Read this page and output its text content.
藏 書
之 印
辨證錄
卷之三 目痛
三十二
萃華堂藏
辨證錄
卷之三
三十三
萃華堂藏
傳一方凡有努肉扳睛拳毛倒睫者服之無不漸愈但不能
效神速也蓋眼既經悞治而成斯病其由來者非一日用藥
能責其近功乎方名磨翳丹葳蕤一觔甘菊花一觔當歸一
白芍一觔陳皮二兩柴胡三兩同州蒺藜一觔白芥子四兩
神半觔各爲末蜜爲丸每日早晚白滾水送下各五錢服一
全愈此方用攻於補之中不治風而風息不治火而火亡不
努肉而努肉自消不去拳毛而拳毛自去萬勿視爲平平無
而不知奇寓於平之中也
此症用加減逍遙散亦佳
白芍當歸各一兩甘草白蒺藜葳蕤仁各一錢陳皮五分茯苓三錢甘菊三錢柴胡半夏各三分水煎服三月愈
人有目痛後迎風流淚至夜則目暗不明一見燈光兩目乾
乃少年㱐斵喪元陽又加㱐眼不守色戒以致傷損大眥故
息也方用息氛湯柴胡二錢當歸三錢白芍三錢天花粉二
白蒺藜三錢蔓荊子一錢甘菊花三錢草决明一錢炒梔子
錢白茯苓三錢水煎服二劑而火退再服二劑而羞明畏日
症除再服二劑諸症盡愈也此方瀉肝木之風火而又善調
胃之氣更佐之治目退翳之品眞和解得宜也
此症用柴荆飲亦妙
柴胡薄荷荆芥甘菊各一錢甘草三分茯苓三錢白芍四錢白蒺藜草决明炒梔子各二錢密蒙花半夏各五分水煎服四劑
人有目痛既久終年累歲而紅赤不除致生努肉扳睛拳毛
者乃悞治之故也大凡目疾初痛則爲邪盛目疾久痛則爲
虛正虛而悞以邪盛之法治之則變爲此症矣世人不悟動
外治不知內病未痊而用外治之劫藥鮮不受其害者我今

******************************

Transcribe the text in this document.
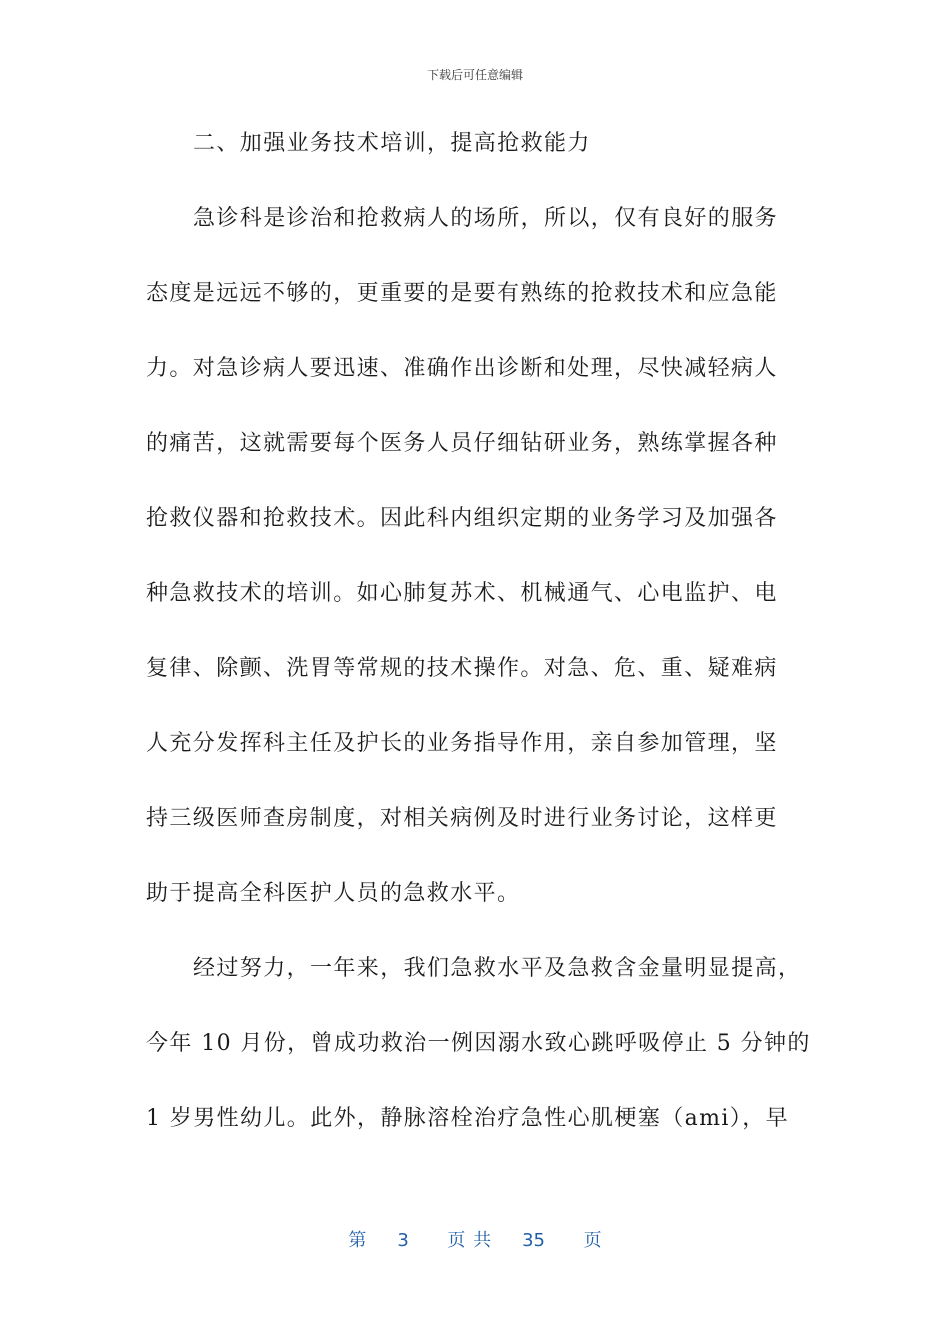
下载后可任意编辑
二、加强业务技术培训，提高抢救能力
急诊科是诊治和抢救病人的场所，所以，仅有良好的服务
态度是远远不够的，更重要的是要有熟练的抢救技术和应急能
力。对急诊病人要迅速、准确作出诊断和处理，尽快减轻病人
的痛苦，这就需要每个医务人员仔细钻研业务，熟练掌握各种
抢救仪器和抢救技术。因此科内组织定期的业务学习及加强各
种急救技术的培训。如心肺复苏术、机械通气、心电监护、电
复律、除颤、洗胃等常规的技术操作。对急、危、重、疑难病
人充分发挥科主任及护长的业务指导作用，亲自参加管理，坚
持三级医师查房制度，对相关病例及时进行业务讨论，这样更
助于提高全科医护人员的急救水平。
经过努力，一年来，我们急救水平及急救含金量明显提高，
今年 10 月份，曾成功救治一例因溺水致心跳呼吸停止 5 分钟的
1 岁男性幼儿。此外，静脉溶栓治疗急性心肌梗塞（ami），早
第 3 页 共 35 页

******************************

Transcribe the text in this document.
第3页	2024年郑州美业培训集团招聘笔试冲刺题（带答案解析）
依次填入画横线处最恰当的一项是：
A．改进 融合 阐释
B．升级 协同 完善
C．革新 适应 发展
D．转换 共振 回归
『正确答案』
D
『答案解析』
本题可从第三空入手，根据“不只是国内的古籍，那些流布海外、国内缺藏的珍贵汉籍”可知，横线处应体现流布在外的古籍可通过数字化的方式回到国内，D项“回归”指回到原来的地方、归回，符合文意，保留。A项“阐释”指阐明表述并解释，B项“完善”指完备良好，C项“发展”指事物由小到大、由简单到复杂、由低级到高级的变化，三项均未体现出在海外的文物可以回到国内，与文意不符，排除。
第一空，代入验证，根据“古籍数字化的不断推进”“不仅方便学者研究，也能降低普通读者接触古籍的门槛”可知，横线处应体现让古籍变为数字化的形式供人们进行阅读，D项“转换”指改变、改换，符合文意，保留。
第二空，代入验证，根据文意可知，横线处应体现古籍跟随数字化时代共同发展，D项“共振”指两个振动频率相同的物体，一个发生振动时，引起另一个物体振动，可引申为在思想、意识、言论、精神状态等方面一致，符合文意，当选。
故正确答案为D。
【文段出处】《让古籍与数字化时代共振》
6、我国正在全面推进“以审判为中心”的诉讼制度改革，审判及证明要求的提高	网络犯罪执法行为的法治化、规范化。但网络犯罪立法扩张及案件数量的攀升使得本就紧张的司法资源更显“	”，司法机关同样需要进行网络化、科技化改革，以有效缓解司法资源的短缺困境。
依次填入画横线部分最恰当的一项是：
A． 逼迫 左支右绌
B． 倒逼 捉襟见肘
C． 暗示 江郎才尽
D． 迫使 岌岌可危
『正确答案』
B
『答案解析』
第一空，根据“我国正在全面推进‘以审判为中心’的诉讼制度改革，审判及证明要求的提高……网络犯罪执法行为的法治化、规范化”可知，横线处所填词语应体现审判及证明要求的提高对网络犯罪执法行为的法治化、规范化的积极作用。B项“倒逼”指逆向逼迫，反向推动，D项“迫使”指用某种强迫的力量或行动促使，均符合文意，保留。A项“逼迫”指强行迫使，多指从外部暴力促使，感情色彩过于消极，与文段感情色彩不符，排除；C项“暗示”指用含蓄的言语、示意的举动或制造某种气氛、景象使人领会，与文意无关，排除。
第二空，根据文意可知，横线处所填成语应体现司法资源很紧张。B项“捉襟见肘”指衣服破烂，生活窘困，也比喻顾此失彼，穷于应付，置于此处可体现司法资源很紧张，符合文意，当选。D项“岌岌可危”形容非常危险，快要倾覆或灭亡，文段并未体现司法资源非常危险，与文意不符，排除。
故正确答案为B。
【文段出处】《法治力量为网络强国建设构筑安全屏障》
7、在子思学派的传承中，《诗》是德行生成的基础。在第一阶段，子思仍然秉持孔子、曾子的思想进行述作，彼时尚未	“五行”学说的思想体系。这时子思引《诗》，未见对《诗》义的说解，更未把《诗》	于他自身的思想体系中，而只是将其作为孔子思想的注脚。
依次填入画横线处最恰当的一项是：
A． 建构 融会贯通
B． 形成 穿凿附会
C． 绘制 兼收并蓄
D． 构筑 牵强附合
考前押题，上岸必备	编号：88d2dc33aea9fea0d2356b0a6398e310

******************************

_Request_
Pull out each line of the entries that contains "网络犯罪执法行为的法治化".

_Complete output_
6、我国正在全面推进“以审判为中心”的诉讼制度改革，审判及证明要求的提高	网络犯罪执法行为的法治化、规范化。但网络犯罪立法扩张及案件数量的攀升使得本就紧张的司法资源更显“	”，司法机关同样需要进行网络化、科技化改革，以有效缓解司法资源的短缺困境。
第一空，根据“我国正在全面推进‘以审判为中心’的诉讼制度改革，审判及证明要求的提高……网络犯罪执法行为的法治化、规范化”可知，横线处所填词语应体现审判及证明要求的提高对网络犯罪执法行为的法治化、规范化的积极作用。B项“倒逼”指逆向逼迫，反向推动，D项“迫使”指用某种强迫的力量或行动促使，均符合文意，保留。A项“逼迫”指强行迫使，多指从外部暴力促使，感情色彩过于消极，与文段感情色彩不符，排除；C项“暗示”指用含蓄的言语、示意的举动或制造某种气氛、景象使人领会，与文意无关，排除。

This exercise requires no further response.